Source data.

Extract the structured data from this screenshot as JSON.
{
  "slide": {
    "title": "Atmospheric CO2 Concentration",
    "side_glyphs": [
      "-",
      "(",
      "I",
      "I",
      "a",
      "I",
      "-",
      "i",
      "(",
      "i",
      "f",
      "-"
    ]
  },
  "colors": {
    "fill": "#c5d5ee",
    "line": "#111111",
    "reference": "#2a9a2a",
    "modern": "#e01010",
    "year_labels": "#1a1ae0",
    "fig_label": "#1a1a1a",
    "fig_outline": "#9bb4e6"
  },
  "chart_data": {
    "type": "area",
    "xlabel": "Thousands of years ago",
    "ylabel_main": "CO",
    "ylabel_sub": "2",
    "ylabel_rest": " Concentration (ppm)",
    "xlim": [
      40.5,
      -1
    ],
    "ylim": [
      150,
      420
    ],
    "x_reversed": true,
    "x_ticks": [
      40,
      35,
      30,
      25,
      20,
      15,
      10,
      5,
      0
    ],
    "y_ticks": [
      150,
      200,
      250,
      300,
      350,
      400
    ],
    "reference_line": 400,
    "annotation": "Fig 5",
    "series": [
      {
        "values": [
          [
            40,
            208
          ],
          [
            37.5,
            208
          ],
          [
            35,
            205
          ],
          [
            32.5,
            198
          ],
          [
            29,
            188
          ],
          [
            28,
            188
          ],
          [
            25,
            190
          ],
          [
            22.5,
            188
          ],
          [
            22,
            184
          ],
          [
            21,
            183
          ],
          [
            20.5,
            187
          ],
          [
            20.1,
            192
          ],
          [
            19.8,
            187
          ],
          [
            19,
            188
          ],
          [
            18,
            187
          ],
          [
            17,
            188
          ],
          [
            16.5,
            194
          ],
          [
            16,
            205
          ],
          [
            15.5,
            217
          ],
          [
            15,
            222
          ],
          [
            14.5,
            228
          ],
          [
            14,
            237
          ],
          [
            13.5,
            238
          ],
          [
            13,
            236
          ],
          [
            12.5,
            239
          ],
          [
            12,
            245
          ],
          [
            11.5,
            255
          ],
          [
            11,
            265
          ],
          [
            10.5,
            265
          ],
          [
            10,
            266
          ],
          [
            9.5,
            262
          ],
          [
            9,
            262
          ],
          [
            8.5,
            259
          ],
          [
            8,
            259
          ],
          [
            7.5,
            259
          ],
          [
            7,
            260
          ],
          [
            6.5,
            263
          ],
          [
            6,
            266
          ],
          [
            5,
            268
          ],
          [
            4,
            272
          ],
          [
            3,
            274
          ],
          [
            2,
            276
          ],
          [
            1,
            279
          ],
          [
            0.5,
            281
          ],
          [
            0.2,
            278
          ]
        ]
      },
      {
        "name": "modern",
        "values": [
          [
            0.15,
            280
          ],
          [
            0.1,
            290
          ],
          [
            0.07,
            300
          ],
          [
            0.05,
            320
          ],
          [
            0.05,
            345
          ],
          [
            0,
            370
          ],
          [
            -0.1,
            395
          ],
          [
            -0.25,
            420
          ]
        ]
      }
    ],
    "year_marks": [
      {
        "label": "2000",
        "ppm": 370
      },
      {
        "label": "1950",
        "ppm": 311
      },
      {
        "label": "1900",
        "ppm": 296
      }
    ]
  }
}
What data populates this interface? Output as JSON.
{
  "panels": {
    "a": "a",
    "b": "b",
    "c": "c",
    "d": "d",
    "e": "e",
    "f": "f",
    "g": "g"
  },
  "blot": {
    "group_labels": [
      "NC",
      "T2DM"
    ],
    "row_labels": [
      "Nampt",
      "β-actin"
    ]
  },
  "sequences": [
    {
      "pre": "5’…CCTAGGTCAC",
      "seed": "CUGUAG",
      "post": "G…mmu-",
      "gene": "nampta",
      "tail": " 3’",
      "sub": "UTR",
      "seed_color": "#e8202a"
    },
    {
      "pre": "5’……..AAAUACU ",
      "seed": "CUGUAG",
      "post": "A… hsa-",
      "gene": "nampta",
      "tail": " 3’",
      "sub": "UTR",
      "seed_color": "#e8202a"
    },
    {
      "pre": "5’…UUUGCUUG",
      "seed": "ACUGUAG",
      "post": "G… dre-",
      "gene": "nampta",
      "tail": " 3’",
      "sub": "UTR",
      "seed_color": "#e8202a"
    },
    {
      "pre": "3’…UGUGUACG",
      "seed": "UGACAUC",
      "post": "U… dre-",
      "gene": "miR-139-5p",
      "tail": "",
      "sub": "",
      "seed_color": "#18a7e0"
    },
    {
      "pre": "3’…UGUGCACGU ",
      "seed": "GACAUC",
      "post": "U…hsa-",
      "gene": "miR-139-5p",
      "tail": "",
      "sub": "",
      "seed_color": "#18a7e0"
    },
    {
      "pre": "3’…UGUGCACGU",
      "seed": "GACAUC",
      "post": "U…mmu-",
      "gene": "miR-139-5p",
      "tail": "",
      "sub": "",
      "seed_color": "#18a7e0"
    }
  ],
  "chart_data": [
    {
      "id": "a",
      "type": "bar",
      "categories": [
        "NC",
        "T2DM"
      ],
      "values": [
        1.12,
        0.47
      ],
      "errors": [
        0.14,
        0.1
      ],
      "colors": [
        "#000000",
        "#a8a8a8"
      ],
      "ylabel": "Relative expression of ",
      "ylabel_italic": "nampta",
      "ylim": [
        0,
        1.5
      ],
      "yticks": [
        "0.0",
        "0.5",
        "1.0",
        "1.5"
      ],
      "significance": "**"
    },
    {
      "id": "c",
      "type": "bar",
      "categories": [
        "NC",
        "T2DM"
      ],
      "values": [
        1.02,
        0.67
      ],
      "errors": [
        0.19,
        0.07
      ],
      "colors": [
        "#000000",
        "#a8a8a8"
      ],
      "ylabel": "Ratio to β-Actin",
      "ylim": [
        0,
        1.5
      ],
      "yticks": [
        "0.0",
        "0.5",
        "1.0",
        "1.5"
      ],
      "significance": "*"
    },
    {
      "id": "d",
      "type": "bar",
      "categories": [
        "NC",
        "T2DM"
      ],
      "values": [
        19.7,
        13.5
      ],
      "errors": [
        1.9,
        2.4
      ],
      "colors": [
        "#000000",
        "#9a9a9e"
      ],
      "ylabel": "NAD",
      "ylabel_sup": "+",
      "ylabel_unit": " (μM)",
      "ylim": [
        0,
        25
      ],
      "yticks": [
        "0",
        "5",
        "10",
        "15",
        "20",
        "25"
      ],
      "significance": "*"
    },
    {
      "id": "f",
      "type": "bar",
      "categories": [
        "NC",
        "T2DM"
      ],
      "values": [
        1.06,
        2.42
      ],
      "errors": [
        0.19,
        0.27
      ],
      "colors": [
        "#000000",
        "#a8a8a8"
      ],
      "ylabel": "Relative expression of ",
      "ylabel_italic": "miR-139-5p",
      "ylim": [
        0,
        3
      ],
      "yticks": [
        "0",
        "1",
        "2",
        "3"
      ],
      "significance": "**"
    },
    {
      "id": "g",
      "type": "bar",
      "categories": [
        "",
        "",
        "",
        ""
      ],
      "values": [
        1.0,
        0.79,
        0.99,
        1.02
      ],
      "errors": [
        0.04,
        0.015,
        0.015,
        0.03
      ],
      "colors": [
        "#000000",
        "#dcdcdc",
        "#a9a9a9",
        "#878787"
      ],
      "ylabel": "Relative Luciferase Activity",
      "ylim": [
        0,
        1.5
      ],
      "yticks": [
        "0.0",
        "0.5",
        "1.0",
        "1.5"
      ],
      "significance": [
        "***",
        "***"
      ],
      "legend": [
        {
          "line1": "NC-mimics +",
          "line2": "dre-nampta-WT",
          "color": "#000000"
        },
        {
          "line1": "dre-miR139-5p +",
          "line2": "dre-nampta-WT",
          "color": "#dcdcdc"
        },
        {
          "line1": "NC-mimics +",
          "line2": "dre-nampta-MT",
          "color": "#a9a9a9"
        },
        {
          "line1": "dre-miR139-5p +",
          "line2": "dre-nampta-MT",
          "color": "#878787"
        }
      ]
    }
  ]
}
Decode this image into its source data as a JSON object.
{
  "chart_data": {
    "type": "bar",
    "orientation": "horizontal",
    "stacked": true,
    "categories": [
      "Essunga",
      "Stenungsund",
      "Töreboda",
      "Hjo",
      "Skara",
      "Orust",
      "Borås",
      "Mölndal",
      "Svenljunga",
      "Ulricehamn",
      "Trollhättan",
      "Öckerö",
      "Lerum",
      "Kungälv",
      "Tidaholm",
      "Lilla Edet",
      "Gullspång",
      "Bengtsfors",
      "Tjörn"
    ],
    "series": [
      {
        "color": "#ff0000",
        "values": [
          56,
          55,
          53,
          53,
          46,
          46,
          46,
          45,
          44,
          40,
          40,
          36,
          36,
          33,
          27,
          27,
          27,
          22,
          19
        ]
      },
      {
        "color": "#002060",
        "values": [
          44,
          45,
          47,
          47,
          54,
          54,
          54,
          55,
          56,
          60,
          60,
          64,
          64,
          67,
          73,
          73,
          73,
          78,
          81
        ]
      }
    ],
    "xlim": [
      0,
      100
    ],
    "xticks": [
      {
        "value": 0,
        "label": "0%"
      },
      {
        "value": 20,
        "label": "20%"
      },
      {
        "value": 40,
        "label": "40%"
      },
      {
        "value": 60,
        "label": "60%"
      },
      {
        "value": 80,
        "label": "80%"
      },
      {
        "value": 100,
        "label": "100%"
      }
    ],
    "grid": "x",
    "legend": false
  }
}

Exercise details.
Tally the lines of the preceding listing in which the word "this" appears; state nothing but the total.

Answer.
3